WORK TO COMPLETE -
Identify every line in the records below that contains the word "subtitle", and reproduce each one.

--- start ---

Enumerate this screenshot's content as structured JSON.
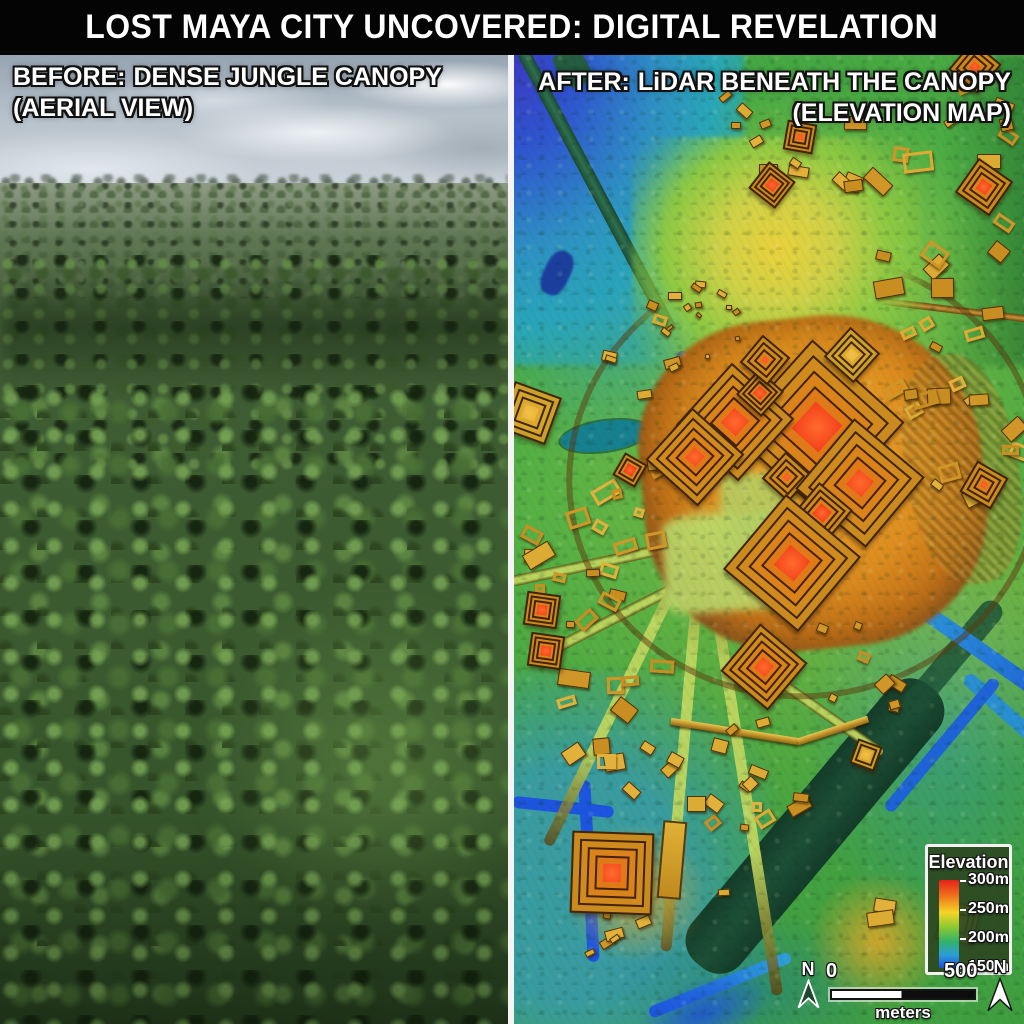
{
  "banner": {
    "title": "LOST MAYA CITY UNCOVERED: DIGITAL REVELATION"
  },
  "before_panel": {
    "tag": "BEFORE:",
    "title": "DENSE JUNGLE CANOPY",
    "subtitle": "(AERIAL VIEW)"
  },
  "after_panel": {
    "tag": "AFTER:",
    "title": "LiDAR BENEATH THE CANOPY",
    "subtitle": "(ELEVATION MAP)"
  },
  "legend": {
    "title": "Elevation",
    "ticks": [
      "300m",
      "250m",
      "200m",
      "150m"
    ]
  },
  "scale_bar": {
    "start": "0",
    "end": "500",
    "unit": "meters"
  },
  "compass": {
    "north": "N"
  },
  "colors": {
    "banner_bg": "#040404",
    "elevation_high_red": "#e32119",
    "elevation_mid_yellow": "#f4d626",
    "elevation_low_blue": "#1b50e0",
    "canopy_green": "#3c5a2f",
    "map_green": "#4aa943",
    "structure_gold": "#d9a52f",
    "water_blue": "#1d55e0",
    "reservoir_dark_green": "#1d4f36"
  }
}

--- end ---

SOLUTION TO THIS TASK -
    "subtitle": "(AERIAL VIEW)"
    "subtitle": "(ELEVATION MAP)"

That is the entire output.